Exercise description
How many of the lines that follow contain the word "stabilizing"? Give only the number.

>> begin

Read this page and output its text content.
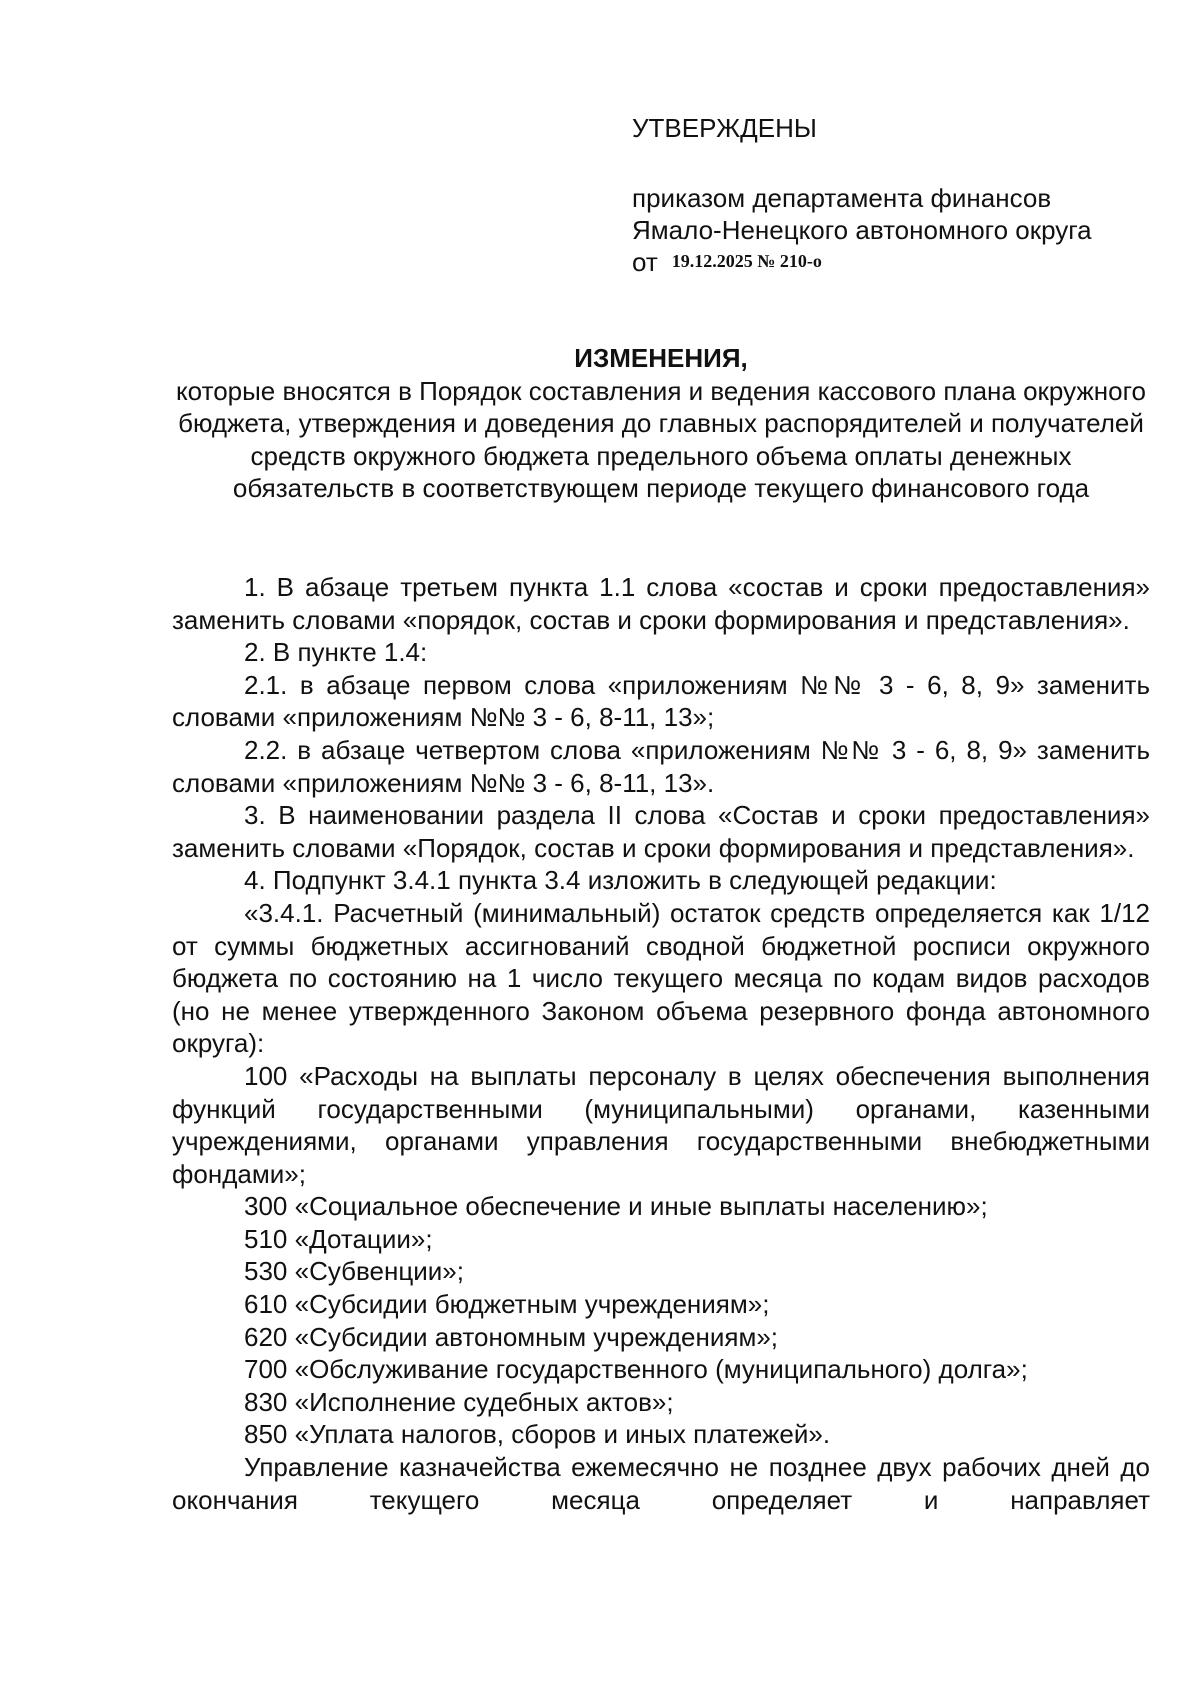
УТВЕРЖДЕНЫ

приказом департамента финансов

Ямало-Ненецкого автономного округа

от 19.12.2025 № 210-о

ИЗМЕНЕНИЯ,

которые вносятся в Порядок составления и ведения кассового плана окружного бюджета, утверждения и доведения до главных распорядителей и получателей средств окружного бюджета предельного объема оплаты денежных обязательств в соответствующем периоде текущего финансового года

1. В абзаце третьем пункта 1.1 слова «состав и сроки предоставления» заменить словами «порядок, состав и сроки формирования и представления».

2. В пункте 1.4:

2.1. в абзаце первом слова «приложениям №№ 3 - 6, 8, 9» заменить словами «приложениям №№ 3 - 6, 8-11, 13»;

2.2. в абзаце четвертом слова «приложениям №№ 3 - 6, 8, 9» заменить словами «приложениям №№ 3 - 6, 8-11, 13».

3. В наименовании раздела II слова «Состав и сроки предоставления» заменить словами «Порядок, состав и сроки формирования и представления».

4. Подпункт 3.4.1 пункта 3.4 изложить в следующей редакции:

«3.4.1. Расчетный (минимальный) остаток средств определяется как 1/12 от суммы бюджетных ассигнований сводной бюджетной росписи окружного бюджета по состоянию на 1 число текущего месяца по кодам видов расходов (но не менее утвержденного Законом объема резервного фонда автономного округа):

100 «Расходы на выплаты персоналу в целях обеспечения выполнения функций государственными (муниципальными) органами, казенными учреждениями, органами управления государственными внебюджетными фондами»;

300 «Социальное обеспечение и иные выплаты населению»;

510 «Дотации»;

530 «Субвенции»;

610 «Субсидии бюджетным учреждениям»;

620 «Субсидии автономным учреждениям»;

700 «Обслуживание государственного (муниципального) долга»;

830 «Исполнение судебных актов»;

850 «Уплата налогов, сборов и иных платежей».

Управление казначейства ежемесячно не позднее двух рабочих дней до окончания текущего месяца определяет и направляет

>> end
>> begin

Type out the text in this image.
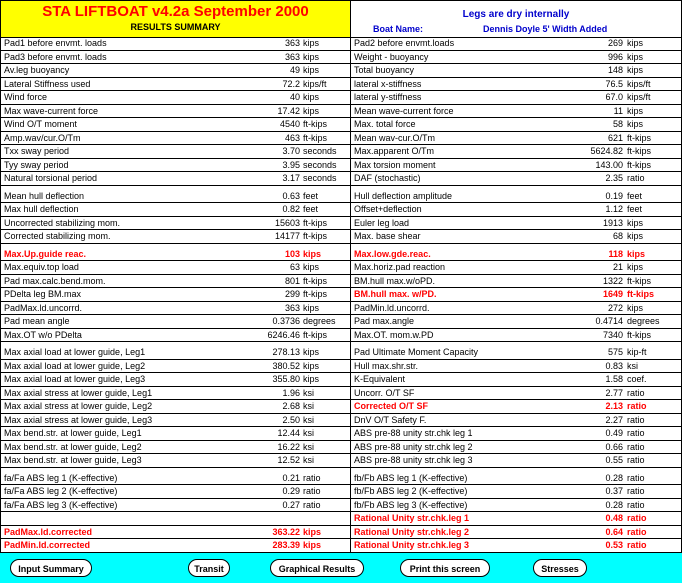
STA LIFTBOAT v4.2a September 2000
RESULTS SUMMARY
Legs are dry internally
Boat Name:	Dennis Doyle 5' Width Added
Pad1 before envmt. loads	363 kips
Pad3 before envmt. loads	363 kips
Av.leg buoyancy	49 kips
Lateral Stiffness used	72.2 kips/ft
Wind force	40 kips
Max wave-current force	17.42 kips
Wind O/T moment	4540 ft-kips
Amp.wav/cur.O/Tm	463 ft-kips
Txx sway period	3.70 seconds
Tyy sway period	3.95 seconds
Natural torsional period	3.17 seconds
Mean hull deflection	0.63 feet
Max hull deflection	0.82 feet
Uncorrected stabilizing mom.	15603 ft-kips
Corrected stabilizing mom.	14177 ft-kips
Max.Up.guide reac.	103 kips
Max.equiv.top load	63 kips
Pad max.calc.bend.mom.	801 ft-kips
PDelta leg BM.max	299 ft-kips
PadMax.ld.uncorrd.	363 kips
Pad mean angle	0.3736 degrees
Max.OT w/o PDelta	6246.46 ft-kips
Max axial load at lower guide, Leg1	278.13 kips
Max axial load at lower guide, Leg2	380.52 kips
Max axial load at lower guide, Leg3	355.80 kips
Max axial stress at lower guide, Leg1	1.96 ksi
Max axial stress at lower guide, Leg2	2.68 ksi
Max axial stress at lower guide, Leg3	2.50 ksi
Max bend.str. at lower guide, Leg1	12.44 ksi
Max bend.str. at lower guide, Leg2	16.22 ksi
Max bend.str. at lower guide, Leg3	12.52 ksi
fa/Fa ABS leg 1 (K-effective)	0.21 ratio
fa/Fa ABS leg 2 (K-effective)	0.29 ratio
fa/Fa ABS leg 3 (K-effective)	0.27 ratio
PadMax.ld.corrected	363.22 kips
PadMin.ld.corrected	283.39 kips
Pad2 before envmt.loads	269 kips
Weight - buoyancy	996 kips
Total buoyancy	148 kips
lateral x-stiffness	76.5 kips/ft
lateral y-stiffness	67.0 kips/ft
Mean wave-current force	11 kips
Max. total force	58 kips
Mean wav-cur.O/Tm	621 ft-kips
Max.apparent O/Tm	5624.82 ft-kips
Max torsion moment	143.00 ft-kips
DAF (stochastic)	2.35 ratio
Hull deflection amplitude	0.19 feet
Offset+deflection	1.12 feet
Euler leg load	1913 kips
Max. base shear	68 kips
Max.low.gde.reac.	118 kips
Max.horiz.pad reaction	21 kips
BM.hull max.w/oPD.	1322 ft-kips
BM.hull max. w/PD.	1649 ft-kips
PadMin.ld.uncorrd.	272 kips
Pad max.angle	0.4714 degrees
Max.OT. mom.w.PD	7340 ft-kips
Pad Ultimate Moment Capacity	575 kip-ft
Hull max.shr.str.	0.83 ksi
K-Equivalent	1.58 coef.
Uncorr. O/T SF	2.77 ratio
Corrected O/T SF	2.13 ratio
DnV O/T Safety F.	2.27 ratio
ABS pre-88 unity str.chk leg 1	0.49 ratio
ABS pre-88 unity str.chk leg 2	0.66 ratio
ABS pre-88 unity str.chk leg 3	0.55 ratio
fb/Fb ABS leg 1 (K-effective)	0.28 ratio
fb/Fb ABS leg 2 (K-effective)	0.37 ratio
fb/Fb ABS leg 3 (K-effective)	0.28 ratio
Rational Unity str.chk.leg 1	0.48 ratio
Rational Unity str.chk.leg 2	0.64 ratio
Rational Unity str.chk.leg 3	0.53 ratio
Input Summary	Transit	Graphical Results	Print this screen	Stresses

>> end

Answer to this problem
2